• TASK STATEMENT:
In the listing below, find every line with the string "Beach" and pull it out.

--- begin EXERCISE MATERIALS ---

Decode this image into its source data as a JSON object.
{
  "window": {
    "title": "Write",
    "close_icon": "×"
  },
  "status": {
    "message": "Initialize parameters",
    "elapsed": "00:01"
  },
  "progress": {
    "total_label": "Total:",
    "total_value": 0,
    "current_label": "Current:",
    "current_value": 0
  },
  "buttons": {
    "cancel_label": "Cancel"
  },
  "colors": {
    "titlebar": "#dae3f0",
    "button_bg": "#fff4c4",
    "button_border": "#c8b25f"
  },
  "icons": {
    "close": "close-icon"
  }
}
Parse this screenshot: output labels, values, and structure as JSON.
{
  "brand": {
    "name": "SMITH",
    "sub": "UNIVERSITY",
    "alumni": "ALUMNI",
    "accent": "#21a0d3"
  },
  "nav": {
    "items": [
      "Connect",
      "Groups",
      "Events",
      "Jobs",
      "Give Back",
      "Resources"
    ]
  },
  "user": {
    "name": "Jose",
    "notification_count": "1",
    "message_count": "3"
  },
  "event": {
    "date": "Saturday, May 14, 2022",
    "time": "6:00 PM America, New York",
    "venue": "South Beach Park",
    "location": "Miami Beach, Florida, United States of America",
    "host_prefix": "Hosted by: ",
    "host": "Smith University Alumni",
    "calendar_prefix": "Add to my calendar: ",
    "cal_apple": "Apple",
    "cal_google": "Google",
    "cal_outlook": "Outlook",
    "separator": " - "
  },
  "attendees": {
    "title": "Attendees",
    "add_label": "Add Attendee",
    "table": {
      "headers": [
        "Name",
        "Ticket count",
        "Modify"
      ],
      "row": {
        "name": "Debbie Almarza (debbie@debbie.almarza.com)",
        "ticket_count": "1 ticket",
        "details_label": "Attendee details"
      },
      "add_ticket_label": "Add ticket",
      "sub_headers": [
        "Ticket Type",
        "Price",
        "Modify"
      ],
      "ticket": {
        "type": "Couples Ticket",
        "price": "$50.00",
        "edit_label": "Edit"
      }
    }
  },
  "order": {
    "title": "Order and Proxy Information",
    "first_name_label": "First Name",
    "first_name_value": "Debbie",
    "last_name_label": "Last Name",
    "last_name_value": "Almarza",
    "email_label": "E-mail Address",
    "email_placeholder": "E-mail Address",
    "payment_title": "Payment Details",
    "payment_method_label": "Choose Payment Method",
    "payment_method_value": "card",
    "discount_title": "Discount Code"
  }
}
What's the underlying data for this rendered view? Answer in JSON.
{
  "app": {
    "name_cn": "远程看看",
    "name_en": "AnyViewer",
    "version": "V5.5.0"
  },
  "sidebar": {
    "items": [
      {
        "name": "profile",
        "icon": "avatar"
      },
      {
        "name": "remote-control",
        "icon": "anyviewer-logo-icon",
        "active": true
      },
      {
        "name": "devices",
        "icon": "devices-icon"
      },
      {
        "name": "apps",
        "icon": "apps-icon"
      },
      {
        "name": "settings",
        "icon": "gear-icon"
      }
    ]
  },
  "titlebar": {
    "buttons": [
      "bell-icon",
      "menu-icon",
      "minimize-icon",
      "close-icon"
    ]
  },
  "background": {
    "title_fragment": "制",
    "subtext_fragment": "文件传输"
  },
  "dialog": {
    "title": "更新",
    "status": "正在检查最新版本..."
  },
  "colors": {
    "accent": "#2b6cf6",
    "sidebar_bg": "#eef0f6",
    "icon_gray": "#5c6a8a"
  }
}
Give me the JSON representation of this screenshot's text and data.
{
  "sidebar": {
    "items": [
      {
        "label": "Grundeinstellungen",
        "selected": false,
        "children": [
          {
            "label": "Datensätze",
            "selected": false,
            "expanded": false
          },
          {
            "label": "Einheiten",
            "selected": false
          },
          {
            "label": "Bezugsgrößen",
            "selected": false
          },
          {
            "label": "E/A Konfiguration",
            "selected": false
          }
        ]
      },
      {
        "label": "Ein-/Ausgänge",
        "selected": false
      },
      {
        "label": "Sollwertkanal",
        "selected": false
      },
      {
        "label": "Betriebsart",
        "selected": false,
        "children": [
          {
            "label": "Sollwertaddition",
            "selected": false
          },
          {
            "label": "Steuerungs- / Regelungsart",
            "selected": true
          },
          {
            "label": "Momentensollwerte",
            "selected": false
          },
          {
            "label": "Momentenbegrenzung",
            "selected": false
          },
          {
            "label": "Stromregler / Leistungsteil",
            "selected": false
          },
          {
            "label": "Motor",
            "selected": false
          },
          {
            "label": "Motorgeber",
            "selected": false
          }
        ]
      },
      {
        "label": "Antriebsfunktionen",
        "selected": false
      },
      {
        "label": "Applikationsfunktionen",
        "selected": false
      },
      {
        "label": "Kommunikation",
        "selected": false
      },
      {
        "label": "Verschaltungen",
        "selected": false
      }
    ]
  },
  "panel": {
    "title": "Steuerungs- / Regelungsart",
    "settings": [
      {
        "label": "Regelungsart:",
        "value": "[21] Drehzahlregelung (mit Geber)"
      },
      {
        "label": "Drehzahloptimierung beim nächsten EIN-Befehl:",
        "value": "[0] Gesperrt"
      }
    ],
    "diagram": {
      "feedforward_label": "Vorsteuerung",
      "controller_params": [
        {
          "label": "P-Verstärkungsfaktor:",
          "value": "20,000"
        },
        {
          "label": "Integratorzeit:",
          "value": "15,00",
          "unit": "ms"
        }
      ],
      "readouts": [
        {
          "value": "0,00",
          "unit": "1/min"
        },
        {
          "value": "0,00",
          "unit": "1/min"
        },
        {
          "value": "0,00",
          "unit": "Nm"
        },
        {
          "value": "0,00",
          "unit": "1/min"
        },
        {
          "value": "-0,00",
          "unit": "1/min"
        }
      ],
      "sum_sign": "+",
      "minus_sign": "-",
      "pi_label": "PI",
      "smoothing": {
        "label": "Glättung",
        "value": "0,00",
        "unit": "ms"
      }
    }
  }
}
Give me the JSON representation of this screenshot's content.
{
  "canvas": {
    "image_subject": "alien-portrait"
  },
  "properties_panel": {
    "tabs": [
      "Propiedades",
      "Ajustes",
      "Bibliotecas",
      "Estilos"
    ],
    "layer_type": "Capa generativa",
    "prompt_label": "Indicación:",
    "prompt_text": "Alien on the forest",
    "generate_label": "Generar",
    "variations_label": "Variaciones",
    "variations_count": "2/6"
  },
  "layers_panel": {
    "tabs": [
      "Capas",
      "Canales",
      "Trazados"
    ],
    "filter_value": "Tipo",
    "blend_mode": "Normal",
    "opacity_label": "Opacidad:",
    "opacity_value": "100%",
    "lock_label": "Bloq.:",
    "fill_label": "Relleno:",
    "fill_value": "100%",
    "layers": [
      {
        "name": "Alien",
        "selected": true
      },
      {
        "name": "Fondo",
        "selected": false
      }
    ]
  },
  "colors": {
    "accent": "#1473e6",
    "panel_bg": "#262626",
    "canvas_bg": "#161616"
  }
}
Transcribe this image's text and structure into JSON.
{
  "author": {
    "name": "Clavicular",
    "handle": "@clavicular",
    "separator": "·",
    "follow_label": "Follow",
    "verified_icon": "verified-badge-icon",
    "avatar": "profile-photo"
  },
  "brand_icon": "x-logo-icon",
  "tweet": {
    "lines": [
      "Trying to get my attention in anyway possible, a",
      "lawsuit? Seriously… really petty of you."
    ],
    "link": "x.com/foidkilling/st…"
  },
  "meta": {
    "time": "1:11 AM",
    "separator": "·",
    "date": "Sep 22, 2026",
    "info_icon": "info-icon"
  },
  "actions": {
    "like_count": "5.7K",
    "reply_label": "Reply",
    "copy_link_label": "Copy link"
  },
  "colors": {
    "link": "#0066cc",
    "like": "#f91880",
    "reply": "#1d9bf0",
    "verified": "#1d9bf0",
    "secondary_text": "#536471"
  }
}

--- end EXERCISE MATERIALS ---

• RESPONSE BELOW:
    "venue": "South Beach Park",
    "location": "Miami Beach, Florida, United States of America",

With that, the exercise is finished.